DATA SUPPLIED:
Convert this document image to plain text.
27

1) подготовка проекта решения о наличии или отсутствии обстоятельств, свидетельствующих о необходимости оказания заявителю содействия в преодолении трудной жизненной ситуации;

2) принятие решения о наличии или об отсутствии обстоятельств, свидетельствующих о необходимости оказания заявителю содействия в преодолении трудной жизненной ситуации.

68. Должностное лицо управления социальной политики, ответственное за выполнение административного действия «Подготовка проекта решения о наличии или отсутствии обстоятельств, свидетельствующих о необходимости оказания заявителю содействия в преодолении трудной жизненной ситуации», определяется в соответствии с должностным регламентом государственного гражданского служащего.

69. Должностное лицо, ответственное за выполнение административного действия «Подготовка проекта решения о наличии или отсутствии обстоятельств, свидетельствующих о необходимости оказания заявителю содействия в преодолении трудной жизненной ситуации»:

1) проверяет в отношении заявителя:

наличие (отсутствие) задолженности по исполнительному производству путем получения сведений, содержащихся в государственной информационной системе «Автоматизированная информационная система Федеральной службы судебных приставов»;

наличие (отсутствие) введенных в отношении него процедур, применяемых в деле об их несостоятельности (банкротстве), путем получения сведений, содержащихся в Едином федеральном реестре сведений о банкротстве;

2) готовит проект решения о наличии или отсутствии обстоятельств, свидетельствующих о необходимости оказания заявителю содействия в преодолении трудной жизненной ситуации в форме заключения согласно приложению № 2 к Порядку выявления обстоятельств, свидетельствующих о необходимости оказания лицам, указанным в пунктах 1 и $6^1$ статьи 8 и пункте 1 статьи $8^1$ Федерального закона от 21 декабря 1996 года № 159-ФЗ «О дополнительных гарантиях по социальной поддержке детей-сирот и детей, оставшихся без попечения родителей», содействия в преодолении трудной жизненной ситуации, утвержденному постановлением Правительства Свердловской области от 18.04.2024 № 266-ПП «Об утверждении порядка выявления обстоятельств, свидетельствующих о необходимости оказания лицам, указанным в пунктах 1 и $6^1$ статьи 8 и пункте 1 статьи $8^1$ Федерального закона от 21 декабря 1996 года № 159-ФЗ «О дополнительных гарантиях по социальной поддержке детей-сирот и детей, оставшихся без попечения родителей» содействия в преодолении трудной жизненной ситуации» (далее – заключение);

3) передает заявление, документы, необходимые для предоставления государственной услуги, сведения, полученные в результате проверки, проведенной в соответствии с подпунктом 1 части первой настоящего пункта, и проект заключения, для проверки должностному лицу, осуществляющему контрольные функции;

YOUR GOAL: Return every line holding the word "отношении" from the records.

COMPLETED EXERCISE:
1) проверяет в отношении заявителя:
наличие (отсутствие) введенных в отношении него процедур, применяемых в деле об их несостоятельности (банкротстве), путем получения сведений, содержащихся в Едином федеральном реестре сведений о банкротстве;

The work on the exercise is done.